WHAT YOU NEED TO DO ▸
List the lines of this listing that hold the word "arrow".

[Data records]
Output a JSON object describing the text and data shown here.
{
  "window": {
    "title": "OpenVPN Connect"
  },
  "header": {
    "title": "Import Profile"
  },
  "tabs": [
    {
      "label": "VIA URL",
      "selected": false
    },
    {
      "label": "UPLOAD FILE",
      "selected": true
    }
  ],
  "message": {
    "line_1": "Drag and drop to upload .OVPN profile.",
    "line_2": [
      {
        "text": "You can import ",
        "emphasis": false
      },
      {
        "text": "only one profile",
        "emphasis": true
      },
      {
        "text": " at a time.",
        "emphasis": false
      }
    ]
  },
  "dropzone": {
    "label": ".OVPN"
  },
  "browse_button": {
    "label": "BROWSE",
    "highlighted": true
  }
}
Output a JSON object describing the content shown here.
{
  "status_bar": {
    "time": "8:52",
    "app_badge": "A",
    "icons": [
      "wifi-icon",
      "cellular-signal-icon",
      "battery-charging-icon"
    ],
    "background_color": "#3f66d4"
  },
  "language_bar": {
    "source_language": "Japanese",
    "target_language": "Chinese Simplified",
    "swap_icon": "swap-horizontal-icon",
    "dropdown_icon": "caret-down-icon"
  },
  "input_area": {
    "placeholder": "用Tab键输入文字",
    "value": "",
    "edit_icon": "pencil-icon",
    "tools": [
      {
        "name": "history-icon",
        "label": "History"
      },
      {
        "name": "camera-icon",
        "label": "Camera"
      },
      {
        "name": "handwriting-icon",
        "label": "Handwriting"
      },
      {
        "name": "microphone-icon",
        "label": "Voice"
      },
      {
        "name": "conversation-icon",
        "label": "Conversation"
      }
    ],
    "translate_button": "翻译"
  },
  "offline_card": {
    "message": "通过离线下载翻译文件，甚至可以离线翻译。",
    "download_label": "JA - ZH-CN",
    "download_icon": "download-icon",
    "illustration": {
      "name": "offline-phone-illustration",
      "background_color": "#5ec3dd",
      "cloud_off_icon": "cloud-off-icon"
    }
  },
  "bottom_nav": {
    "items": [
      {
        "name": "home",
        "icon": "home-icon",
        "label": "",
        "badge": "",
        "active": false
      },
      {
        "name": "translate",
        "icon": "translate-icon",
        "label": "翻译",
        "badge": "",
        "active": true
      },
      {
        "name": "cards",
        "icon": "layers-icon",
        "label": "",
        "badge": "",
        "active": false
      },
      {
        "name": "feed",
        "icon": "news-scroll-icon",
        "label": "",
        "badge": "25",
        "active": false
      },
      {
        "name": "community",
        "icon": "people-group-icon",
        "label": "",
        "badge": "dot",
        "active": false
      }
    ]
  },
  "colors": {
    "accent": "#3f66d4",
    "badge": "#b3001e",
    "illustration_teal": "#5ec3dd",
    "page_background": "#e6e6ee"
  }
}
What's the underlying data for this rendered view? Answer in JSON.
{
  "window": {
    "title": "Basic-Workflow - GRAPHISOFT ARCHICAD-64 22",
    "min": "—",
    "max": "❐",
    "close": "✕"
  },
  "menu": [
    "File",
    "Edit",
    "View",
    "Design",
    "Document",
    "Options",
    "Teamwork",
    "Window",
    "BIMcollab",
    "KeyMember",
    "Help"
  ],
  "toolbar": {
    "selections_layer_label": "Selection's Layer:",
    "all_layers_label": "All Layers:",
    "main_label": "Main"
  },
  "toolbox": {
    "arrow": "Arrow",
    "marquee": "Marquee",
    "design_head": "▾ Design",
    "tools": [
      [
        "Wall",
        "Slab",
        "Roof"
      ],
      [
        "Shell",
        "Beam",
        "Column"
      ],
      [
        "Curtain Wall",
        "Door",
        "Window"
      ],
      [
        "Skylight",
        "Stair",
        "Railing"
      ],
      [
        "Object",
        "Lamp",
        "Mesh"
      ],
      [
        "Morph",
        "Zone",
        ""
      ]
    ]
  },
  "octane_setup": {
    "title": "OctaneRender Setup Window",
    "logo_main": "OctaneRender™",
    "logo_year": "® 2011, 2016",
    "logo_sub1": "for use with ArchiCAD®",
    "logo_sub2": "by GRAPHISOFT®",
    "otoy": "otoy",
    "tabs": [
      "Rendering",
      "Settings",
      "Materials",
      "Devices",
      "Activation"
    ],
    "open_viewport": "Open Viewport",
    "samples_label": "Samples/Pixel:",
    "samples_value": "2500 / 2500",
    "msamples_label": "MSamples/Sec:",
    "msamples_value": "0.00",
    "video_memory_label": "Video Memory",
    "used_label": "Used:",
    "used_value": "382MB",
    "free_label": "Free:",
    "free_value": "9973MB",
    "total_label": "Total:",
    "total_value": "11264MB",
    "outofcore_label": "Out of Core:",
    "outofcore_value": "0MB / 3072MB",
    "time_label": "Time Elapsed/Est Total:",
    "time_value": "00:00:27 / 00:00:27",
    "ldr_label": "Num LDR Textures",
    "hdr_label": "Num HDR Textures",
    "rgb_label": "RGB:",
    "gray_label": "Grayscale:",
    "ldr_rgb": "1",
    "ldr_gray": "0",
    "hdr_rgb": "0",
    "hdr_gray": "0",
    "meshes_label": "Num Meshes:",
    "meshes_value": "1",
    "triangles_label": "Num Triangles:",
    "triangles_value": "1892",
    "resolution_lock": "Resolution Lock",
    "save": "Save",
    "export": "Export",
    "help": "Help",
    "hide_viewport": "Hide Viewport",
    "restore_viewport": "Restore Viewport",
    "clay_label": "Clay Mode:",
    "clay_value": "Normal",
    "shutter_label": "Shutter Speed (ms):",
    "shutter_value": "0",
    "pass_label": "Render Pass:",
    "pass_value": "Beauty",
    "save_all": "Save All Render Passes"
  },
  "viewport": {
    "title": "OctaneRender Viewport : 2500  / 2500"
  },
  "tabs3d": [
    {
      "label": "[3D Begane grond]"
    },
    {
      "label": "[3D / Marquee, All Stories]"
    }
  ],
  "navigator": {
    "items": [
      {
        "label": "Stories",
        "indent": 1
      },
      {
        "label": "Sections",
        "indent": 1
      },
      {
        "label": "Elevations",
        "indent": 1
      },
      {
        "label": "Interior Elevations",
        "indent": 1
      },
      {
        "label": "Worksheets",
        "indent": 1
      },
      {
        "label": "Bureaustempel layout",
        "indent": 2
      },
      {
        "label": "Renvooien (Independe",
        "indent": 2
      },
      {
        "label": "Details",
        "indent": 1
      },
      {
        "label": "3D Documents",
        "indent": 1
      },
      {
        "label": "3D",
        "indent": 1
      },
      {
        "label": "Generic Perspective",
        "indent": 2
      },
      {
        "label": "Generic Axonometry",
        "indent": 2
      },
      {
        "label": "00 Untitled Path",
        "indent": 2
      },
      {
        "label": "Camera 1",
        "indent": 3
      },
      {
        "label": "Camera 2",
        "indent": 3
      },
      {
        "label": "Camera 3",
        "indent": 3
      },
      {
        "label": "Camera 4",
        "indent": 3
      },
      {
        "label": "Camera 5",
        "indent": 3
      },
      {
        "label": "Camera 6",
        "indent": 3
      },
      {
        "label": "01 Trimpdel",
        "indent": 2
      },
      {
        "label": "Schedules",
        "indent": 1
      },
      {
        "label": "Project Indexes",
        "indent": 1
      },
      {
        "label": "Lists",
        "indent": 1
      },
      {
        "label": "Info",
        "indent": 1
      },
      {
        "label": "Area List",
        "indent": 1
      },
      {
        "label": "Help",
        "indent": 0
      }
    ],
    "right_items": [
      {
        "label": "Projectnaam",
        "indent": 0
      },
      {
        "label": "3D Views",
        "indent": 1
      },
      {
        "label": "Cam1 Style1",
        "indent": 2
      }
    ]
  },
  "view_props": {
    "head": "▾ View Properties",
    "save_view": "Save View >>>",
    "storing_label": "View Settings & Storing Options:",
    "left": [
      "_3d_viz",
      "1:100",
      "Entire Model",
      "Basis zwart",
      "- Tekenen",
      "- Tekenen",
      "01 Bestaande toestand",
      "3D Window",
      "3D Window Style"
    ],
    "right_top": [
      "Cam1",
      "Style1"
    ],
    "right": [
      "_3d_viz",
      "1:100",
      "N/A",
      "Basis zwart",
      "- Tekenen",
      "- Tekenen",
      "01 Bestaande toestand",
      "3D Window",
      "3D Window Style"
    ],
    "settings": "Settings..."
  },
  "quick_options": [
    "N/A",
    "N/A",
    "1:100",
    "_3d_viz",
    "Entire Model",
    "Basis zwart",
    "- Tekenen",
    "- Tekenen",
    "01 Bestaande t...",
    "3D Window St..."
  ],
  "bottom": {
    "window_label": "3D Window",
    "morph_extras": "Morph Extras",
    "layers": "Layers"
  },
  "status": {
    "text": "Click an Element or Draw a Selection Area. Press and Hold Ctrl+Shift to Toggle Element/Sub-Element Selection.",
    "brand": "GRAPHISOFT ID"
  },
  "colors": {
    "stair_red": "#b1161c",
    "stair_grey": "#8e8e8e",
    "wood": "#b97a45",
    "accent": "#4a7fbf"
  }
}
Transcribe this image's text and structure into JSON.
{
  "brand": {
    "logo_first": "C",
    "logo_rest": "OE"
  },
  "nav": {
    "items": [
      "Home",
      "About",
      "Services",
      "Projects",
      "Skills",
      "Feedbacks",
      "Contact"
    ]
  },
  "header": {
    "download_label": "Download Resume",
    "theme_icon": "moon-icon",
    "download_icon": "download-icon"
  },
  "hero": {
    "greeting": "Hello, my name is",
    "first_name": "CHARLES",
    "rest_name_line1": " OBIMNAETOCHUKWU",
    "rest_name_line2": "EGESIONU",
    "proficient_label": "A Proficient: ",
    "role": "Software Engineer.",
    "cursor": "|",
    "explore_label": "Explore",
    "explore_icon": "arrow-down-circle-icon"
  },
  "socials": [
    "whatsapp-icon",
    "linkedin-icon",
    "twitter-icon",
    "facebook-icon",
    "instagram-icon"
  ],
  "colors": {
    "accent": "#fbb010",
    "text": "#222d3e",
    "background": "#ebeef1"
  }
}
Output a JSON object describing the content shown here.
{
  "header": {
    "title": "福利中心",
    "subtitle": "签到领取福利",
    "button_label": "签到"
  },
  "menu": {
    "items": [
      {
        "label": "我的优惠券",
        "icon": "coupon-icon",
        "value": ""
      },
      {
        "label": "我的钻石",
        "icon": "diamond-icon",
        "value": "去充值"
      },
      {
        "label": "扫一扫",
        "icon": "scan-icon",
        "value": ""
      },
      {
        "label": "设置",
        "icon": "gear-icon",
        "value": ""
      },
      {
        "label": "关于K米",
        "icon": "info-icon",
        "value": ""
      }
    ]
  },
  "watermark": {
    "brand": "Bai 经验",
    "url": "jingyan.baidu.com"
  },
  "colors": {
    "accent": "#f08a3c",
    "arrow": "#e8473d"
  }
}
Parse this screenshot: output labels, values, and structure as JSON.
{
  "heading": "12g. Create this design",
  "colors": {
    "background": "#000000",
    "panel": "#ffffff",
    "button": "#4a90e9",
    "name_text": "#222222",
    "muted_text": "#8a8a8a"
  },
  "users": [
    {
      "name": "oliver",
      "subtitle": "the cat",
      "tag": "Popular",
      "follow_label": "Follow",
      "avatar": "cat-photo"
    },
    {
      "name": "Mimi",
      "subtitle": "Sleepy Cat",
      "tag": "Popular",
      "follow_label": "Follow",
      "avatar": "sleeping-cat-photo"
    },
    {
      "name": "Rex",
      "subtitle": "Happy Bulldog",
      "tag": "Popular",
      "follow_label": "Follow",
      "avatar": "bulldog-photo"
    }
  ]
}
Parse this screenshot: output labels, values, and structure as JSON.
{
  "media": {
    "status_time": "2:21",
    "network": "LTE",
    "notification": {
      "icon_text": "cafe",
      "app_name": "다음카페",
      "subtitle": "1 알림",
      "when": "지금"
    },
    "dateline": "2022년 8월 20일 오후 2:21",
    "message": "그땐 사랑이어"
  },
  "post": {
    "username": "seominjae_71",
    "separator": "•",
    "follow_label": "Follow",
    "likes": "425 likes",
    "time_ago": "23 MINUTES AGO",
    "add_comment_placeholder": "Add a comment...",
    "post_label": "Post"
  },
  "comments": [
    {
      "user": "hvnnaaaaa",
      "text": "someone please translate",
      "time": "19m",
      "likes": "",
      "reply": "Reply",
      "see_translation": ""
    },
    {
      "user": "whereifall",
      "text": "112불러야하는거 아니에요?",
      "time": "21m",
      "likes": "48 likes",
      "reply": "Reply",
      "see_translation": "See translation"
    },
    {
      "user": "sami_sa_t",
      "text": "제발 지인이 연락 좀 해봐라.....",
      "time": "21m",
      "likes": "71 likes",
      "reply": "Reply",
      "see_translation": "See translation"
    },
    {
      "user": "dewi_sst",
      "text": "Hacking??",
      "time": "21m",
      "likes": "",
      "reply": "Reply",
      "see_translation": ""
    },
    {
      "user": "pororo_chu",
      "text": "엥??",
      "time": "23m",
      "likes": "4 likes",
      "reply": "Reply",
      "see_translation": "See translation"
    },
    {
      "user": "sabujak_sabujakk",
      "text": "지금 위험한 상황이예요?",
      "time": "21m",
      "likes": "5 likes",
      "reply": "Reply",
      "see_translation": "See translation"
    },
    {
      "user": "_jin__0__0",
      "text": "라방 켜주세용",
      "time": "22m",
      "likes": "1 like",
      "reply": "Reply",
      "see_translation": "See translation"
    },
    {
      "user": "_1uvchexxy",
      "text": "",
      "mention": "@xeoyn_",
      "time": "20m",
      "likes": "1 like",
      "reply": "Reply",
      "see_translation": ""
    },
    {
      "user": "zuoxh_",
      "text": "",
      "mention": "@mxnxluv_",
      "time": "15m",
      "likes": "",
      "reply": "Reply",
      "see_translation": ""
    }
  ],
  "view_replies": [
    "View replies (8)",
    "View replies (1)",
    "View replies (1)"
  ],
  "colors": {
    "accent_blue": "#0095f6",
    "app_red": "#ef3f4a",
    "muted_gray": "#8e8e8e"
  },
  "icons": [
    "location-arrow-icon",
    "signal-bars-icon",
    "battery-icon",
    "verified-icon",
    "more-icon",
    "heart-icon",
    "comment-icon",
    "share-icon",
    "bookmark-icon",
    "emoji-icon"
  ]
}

EXERCISE RESULT ▸
    "arrow": "Arrow",
    "explore_icon": "arrow-down-circle-icon"
    "arrow": "#e8473d"
    "location-arrow-icon",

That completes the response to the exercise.